Requirements: Restate each of the lines given below, word for word.

Data to use:
________
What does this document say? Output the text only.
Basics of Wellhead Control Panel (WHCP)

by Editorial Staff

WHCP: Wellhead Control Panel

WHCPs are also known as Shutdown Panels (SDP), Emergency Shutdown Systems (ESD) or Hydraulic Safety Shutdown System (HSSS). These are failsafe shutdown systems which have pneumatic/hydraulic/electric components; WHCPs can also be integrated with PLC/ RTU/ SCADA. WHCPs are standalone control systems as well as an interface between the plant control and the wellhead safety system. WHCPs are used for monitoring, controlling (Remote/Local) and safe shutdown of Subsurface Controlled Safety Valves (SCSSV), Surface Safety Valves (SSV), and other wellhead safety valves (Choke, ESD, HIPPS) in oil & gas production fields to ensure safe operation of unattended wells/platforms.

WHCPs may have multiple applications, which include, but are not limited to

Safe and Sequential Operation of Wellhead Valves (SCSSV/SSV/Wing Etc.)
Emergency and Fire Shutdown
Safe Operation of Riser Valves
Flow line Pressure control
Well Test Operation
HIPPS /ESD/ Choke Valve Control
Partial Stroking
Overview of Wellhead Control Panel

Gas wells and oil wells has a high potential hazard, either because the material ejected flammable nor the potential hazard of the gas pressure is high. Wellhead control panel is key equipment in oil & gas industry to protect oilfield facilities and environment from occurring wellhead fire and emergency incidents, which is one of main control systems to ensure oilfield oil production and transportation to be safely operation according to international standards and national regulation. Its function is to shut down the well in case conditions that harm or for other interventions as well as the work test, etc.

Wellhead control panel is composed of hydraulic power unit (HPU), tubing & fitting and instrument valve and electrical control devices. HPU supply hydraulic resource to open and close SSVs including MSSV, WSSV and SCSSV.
________
Response for this exercise:
What does this document say? Output the text only.
Basics of Wellhead Control Panel (WHCP)

by Editorial Staff

WHCP: Wellhead Control Panel

WHCPs are also known as Shutdown Panels (SDP), Emergency Shutdown Systems (ESD) or Hydraulic Safety Shutdown System (HSSS). These are failsafe shutdown systems which have pneumatic/hydraulic/electric components; WHCPs can also be integrated with PLC/ RTU/ SCADA. WHCPs are standalone control systems as well as an interface between the plant control and the wellhead safety system. WHCPs are used for monitoring, controlling (Remote/Local) and safe shutdown of Subsurface Controlled Safety Valves (SCSSV), Surface Safety Valves (SSV), and other wellhead safety valves (Choke, ESD, HIPPS) in oil & gas production fields to ensure safe operation of unattended wells/platforms.

WHCPs may have multiple applications, which include, but are not limited to

Safe and Sequential Operation of Wellhead Valves (SCSSV/SSV/Wing Etc.)
Emergency and Fire Shutdown
Safe Operation of Riser Valves
Flow line Pressure control
Well Test Operation
HIPPS /ESD/ Choke Valve Control
Partial Stroking
Overview of Wellhead Control Panel

Gas wells and oil wells has a high potential hazard, either because the material ejected flammable nor the potential hazard of the gas pressure is high. Wellhead control panel is key equipment in oil & gas industry to protect oilfield facilities and environment from occurring wellhead fire and emergency incidents, which is one of main control systems to ensure oilfield oil production and transportation to be safely operation according to international standards and national regulation. Its function is to shut down the well in case conditions that harm or for other interventions as well as the work test, etc.

Wellhead control panel is composed of hydraulic power unit (HPU), tubing & fitting and instrument valve and electrical control devices. HPU supply hydraulic resource to open and close SSVs including MSSV, WSSV and SCSSV.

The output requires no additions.